Begin DATA TO PROCESS
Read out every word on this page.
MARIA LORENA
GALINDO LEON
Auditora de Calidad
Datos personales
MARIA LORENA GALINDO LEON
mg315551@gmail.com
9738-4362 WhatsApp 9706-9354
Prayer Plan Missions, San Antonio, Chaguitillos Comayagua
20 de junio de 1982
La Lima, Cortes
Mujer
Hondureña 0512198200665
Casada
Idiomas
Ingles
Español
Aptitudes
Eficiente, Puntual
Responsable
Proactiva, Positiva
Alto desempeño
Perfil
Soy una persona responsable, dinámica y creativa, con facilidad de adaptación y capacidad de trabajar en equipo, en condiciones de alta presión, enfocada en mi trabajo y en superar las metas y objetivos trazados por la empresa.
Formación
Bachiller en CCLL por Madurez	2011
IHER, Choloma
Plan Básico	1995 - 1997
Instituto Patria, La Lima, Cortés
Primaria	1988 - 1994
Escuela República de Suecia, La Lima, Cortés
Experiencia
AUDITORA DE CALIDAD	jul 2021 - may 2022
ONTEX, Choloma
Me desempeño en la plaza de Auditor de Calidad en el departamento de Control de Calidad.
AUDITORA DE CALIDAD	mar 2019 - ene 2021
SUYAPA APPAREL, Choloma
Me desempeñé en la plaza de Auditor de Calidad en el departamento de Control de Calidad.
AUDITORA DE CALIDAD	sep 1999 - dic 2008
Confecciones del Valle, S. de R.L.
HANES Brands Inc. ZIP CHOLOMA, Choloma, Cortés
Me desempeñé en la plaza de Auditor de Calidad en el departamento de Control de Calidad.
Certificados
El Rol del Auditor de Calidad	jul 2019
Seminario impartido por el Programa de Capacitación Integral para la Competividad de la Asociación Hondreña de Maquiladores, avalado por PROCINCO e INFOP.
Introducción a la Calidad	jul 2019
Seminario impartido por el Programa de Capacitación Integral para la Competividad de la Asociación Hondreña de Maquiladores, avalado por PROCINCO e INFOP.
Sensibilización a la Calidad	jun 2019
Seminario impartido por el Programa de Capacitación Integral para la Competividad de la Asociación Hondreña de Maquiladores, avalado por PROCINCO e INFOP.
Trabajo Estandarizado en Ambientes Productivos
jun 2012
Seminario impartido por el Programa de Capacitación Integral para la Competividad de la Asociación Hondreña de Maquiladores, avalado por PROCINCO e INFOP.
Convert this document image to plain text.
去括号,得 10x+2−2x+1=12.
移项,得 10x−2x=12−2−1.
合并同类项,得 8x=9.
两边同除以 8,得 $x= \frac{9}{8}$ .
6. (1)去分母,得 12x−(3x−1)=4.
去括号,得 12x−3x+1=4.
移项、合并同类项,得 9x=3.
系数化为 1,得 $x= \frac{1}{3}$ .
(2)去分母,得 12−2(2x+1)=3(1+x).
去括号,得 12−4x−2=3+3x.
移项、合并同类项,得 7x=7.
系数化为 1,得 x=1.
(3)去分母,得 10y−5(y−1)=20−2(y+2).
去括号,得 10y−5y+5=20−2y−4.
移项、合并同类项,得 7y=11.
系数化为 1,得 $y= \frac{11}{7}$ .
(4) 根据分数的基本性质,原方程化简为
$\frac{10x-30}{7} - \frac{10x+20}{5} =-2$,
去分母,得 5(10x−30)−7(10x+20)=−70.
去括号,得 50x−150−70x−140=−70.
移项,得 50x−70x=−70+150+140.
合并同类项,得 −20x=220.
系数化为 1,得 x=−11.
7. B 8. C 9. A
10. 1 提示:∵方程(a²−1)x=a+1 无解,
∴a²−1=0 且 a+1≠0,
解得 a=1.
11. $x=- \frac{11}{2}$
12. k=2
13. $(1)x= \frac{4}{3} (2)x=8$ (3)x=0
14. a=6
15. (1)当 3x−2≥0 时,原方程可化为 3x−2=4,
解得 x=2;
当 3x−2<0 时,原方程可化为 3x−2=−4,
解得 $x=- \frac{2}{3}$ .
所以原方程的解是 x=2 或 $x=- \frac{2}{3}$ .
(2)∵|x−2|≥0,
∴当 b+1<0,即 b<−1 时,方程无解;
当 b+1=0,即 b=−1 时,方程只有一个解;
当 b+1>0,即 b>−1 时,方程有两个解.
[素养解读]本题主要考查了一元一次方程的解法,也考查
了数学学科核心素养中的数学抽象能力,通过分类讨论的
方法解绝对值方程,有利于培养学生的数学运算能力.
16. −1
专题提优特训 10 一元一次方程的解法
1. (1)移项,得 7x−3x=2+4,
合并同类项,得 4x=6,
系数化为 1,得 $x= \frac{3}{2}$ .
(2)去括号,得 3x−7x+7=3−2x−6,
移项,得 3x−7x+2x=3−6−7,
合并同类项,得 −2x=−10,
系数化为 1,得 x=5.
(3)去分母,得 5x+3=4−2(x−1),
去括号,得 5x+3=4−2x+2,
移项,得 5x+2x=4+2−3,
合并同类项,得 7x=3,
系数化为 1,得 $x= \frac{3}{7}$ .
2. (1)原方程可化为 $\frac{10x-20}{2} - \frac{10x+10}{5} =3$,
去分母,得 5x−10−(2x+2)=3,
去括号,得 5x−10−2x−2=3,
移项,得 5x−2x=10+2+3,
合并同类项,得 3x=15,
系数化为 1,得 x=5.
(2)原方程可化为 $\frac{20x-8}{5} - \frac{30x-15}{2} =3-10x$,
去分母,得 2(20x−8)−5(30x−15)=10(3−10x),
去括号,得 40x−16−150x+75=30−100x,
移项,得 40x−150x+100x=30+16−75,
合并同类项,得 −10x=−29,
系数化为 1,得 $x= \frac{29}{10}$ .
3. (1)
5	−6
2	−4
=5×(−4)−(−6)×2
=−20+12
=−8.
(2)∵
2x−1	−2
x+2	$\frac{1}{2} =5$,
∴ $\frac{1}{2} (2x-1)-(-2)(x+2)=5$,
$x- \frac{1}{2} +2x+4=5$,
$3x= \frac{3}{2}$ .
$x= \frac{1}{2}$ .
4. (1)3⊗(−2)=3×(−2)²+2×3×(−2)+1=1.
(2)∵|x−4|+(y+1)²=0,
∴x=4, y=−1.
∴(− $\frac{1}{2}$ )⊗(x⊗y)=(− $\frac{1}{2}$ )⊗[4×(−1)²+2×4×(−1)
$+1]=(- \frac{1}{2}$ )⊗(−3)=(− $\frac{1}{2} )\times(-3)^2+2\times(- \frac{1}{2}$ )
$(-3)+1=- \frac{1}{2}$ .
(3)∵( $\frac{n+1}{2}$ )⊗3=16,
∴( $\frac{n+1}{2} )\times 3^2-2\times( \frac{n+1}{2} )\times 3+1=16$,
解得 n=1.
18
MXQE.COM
End DATA TO PROCESS
SET EXERCISE:
Repeat the entries exactly, all of them.

FINISHED ANSWER:
Read out every word on this page.
MARIA LORENA
GALINDO LEON
Auditora de Calidad
Datos personales
MARIA LORENA GALINDO LEON
mg315551@gmail.com
9738-4362 WhatsApp 9706-9354
Prayer Plan Missions, San Antonio, Chaguitillos Comayagua
20 de junio de 1982
La Lima, Cortes
Mujer
Hondureña 0512198200665
Casada
Idiomas
Ingles
Español
Aptitudes
Eficiente, Puntual
Responsable
Proactiva, Positiva
Alto desempeño
Perfil
Soy una persona responsable, dinámica y creativa, con facilidad de adaptación y capacidad de trabajar en equipo, en condiciones de alta presión, enfocada en mi trabajo y en superar las metas y objetivos trazados por la empresa.
Formación
Bachiller en CCLL por Madurez	2011
IHER, Choloma
Plan Básico	1995 - 1997
Instituto Patria, La Lima, Cortés
Primaria	1988 - 1994
Escuela República de Suecia, La Lima, Cortés
Experiencia
AUDITORA DE CALIDAD	jul 2021 - may 2022
ONTEX, Choloma
Me desempeño en la plaza de Auditor de Calidad en el departamento de Control de Calidad.
AUDITORA DE CALIDAD	mar 2019 - ene 2021
SUYAPA APPAREL, Choloma
Me desempeñé en la plaza de Auditor de Calidad en el departamento de Control de Calidad.
AUDITORA DE CALIDAD	sep 1999 - dic 2008
Confecciones del Valle, S. de R.L.
HANES Brands Inc. ZIP CHOLOMA, Choloma, Cortés
Me desempeñé en la plaza de Auditor de Calidad en el departamento de Control de Calidad.
Certificados
El Rol del Auditor de Calidad	jul 2019
Seminario impartido por el Programa de Capacitación Integral para la Competividad de la Asociación Hondreña de Maquiladores, avalado por PROCINCO e INFOP.
Introducción a la Calidad	jul 2019
Seminario impartido por el Programa de Capacitación Integral para la Competividad de la Asociación Hondreña de Maquiladores, avalado por PROCINCO e INFOP.
Sensibilización a la Calidad	jun 2019
Seminario impartido por el Programa de Capacitación Integral para la Competividad de la Asociación Hondreña de Maquiladores, avalado por PROCINCO e INFOP.
Trabajo Estandarizado en Ambientes Productivos
jun 2012
Seminario impartido por el Programa de Capacitación Integral para la Competividad de la Asociación Hondreña de Maquiladores, avalado por PROCINCO e INFOP.
Convert this document image to plain text.
去括号,得 10x+2−2x+1=12.
移项,得 10x−2x=12−2−1.
合并同类项,得 8x=9.
两边同除以 8,得 $x= \frac{9}{8}$ .
6. (1)去分母,得 12x−(3x−1)=4.
去括号,得 12x−3x+1=4.
移项、合并同类项,得 9x=3.
系数化为 1,得 $x= \frac{1}{3}$ .
(2)去分母,得 12−2(2x+1)=3(1+x).
去括号,得 12−4x−2=3+3x.
移项、合并同类项,得 7x=7.
系数化为 1,得 x=1.
(3)去分母,得 10y−5(y−1)=20−2(y+2).
去括号,得 10y−5y+5=20−2y−4.
移项、合并同类项,得 7y=11.
系数化为 1,得 $y= \frac{11}{7}$ .
(4) 根据分数的基本性质,原方程化简为
$\frac{10x-30}{7} - \frac{10x+20}{5} =-2$,
去分母,得 5(10x−30)−7(10x+20)=−70.
去括号,得 50x−150−70x−140=−70.
移项,得 50x−70x=−70+150+140.
合并同类项,得 −20x=220.
系数化为 1,得 x=−11.
7. B 8. C 9. A
10. 1 提示:∵方程(a²−1)x=a+1 无解,
∴a²−1=0 且 a+1≠0,
解得 a=1.
11. $x=- \frac{11}{2}$
12. k=2
13. $(1)x= \frac{4}{3} (2)x=8$ (3)x=0
14. a=6
15. (1)当 3x−2≥0 时,原方程可化为 3x−2=4,
解得 x=2;
当 3x−2<0 时,原方程可化为 3x−2=−4,
解得 $x=- \frac{2}{3}$ .
所以原方程的解是 x=2 或 $x=- \frac{2}{3}$ .
(2)∵|x−2|≥0,
∴当 b+1<0,即 b<−1 时,方程无解;
当 b+1=0,即 b=−1 时,方程只有一个解;
当 b+1>0,即 b>−1 时,方程有两个解.
[素养解读]本题主要考查了一元一次方程的解法,也考查
了数学学科核心素养中的数学抽象能力,通过分类讨论的
方法解绝对值方程,有利于培养学生的数学运算能力.
16. −1
专题提优特训 10 一元一次方程的解法
1. (1)移项,得 7x−3x=2+4,
合并同类项,得 4x=6,
系数化为 1,得 $x= \frac{3}{2}$ .
(2)去括号,得 3x−7x+7=3−2x−6,
移项,得 3x−7x+2x=3−6−7,
合并同类项,得 −2x=−10,
系数化为 1,得 x=5.
(3)去分母,得 5x+3=4−2(x−1),
去括号,得 5x+3=4−2x+2,
移项,得 5x+2x=4+2−3,
合并同类项,得 7x=3,
系数化为 1,得 $x= \frac{3}{7}$ .
2. (1)原方程可化为 $\frac{10x-20}{2} - \frac{10x+10}{5} =3$,
去分母,得 5x−10−(2x+2)=3,
去括号,得 5x−10−2x−2=3,
移项,得 5x−2x=10+2+3,
合并同类项,得 3x=15,
系数化为 1,得 x=5.
(2)原方程可化为 $\frac{20x-8}{5} - \frac{30x-15}{2} =3-10x$,
去分母,得 2(20x−8)−5(30x−15)=10(3−10x),
去括号,得 40x−16−150x+75=30−100x,
移项,得 40x−150x+100x=30+16−75,
合并同类项,得 −10x=−29,
系数化为 1,得 $x= \frac{29}{10}$ .
3. (1)
5	−6
2	−4
=5×(−4)−(−6)×2
=−20+12
=−8.
(2)∵
2x−1	−2
x+2	$\frac{1}{2} =5$,
∴ $\frac{1}{2} (2x-1)-(-2)(x+2)=5$,
$x- \frac{1}{2} +2x+4=5$,
$3x= \frac{3}{2}$ .
$x= \frac{1}{2}$ .
4. (1)3⊗(−2)=3×(−2)²+2×3×(−2)+1=1.
(2)∵|x−4|+(y+1)²=0,
∴x=4, y=−1.
∴(− $\frac{1}{2}$ )⊗(x⊗y)=(− $\frac{1}{2}$ )⊗[4×(−1)²+2×4×(−1)
$+1]=(- \frac{1}{2}$ )⊗(−3)=(− $\frac{1}{2} )\times(-3)^2+2\times(- \frac{1}{2}$ )
$(-3)+1=- \frac{1}{2}$ .
(3)∵( $\frac{n+1}{2}$ )⊗3=16,
∴( $\frac{n+1}{2} )\times 3^2-2\times( \frac{n+1}{2} )\times 3+1=16$,
解得 n=1.
18
MXQE.COM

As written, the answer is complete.